━━ SUPPLIED MATERIAL

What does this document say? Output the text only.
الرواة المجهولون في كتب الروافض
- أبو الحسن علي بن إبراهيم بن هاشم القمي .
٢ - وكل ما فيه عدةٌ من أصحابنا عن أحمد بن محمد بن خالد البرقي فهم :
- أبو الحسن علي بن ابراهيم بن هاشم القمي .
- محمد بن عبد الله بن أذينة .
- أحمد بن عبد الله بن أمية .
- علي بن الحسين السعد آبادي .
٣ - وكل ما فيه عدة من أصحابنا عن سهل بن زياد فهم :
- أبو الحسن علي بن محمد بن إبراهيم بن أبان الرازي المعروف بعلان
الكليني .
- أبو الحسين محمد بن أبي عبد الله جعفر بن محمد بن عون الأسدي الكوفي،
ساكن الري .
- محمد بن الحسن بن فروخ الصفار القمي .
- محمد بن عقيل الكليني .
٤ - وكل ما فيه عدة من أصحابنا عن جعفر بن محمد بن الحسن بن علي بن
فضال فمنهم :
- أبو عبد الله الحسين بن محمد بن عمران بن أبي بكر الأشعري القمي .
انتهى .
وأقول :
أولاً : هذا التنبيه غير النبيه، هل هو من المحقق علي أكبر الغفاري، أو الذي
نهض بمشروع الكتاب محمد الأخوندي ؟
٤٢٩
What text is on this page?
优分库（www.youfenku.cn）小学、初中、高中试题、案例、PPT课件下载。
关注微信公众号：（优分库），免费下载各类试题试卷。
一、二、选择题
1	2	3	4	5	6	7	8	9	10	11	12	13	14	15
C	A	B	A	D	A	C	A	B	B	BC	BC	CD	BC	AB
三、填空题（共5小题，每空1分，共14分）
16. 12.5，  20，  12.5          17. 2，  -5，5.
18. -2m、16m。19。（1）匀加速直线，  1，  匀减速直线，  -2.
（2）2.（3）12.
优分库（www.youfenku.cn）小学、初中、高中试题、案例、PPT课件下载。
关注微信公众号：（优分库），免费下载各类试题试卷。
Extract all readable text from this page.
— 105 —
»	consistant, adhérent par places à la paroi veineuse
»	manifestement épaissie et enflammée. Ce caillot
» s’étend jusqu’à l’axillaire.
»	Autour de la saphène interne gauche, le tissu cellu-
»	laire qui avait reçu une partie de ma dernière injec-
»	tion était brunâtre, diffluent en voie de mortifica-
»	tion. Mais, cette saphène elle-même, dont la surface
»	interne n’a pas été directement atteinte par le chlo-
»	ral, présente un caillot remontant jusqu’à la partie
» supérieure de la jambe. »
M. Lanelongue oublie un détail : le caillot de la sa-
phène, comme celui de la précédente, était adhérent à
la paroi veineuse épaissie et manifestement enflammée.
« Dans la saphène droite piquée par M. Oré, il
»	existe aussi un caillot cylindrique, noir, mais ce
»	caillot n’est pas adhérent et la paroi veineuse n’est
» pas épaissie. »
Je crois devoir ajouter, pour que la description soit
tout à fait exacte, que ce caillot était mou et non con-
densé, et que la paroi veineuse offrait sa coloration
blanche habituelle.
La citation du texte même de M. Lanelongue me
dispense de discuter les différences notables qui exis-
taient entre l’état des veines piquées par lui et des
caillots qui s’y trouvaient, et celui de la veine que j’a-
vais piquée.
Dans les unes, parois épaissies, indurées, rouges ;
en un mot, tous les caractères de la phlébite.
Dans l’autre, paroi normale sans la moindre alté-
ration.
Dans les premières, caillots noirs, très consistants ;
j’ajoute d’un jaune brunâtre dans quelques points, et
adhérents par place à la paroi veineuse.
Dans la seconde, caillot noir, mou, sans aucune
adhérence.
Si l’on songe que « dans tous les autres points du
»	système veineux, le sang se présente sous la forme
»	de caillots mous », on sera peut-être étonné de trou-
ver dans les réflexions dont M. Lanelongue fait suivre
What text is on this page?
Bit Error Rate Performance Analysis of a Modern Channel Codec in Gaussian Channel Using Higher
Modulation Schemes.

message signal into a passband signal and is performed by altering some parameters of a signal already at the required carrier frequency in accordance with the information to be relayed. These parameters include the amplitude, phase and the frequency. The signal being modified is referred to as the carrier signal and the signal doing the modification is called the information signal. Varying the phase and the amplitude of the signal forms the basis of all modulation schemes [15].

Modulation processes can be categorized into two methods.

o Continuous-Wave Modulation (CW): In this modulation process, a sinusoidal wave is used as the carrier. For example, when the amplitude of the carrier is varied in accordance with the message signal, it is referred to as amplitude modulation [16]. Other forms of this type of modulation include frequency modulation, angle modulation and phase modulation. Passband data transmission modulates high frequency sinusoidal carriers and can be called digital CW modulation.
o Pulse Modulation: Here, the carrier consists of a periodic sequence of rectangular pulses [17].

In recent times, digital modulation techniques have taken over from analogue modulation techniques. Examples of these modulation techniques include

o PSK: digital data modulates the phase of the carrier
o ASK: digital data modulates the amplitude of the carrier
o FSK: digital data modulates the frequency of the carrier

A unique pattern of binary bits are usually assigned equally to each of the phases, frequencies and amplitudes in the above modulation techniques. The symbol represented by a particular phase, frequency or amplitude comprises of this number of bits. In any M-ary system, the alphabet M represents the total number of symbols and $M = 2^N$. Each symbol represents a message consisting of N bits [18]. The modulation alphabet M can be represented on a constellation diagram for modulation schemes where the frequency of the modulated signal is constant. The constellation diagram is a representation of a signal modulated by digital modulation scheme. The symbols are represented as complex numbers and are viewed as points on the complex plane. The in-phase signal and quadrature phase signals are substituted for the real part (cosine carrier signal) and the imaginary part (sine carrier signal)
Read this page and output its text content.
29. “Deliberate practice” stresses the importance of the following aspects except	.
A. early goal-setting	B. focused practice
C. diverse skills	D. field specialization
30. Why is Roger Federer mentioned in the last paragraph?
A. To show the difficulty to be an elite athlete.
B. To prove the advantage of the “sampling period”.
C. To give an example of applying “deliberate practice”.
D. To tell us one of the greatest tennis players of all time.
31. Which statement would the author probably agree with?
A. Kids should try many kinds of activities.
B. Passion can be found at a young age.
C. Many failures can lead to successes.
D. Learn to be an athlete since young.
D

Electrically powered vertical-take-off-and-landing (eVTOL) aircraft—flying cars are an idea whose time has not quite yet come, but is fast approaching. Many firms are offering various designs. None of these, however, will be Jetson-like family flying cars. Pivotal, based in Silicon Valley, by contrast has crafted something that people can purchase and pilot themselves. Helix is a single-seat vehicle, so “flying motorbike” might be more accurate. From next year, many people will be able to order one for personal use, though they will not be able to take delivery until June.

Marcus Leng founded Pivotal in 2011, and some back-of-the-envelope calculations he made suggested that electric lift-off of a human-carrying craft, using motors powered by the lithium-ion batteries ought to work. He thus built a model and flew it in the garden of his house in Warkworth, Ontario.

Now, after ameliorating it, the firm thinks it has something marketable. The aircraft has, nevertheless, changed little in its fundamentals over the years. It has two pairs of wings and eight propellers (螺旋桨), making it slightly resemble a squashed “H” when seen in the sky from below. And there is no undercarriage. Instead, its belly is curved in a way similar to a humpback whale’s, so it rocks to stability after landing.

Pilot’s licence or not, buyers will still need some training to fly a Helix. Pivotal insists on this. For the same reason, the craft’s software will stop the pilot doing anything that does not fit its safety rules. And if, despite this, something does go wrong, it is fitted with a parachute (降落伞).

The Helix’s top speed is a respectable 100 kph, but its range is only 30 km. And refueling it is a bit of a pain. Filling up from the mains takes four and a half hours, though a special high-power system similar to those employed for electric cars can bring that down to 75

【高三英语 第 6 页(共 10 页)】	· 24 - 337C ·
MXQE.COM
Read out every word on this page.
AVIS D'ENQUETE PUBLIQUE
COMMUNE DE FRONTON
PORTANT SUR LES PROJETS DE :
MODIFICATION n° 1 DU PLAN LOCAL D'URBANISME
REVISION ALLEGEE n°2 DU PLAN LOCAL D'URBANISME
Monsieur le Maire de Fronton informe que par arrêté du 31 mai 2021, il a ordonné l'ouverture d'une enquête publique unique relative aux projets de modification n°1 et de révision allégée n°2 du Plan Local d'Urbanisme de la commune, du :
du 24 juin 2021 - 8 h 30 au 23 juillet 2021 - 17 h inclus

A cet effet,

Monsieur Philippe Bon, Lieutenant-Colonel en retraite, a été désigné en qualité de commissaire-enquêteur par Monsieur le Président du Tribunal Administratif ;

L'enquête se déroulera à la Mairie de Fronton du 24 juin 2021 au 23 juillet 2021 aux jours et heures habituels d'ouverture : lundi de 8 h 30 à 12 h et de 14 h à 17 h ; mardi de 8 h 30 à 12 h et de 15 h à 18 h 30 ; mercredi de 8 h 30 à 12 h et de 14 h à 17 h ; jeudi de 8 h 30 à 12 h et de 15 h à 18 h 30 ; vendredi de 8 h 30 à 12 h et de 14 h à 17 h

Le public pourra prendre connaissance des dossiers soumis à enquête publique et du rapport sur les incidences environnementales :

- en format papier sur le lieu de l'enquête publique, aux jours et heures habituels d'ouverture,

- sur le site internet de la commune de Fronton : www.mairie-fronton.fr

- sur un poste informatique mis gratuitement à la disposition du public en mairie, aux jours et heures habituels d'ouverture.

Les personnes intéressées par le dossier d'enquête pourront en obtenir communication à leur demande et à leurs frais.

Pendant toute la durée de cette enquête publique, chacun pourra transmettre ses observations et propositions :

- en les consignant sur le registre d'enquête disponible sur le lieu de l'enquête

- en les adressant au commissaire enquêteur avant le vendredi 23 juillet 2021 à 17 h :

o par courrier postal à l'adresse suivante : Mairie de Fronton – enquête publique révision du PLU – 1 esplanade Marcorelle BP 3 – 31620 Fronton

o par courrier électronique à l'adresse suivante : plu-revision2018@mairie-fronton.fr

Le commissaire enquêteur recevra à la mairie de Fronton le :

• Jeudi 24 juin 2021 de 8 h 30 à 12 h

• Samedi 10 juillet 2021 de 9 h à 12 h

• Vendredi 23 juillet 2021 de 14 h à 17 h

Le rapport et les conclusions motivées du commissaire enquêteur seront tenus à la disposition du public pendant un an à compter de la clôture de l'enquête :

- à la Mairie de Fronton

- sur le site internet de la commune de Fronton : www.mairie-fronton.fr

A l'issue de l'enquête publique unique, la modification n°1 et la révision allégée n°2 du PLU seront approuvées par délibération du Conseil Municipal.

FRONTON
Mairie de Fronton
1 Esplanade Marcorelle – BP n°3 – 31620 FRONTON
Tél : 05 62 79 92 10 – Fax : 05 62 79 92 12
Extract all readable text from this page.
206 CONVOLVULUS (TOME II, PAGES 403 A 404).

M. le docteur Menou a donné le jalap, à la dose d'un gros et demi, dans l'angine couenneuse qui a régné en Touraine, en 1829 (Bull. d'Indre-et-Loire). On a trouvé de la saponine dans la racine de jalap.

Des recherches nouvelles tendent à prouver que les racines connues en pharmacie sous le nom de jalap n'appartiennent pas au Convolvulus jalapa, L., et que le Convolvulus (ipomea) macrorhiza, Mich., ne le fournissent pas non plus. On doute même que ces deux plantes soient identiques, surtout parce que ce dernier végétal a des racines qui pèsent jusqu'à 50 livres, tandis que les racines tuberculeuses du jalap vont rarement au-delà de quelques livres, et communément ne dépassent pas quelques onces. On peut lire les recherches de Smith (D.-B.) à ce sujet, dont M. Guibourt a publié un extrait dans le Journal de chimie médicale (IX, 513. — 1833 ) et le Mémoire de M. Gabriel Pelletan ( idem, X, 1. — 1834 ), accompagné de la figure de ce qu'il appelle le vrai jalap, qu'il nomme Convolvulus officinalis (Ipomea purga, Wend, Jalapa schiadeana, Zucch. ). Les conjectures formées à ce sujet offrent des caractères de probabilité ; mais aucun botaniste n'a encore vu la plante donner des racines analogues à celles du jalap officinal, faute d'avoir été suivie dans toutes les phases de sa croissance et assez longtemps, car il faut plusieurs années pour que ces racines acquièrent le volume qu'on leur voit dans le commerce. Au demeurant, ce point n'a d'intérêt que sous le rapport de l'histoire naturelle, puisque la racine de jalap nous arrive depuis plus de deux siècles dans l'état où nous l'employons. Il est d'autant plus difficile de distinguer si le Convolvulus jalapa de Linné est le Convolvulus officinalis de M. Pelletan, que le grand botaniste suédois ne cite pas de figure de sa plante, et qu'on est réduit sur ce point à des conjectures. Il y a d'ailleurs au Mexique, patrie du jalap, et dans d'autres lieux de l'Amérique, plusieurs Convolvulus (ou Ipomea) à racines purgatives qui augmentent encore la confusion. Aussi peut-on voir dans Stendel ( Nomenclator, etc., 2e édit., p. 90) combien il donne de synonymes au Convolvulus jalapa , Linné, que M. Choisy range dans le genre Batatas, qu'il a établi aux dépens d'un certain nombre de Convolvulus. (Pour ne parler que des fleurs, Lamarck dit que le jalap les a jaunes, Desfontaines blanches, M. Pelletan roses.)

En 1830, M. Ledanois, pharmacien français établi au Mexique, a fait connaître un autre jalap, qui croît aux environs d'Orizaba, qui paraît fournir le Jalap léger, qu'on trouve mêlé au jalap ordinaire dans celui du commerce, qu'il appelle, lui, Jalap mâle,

━━━━

Using the listing above, show each line holding the string "data".

__OUTPUT BELOW__.
o Continuous-Wave Modulation (CW): In this modulation process, a sinusoidal wave is used as the carrier. For example, when the amplitude of the carrier is varied in accordance with the message signal, it is referred to as amplitude modulation [16]. Other forms of this type of modulation include frequency modulation, angle modulation and phase modulation. Passband data transmission modulates high frequency sinusoidal carriers and can be called digital CW modulation.
o PSK: digital data modulates the phase of the carrier
o ASK: digital data modulates the amplitude of the carrier
o FSK: digital data modulates the frequency of the carrier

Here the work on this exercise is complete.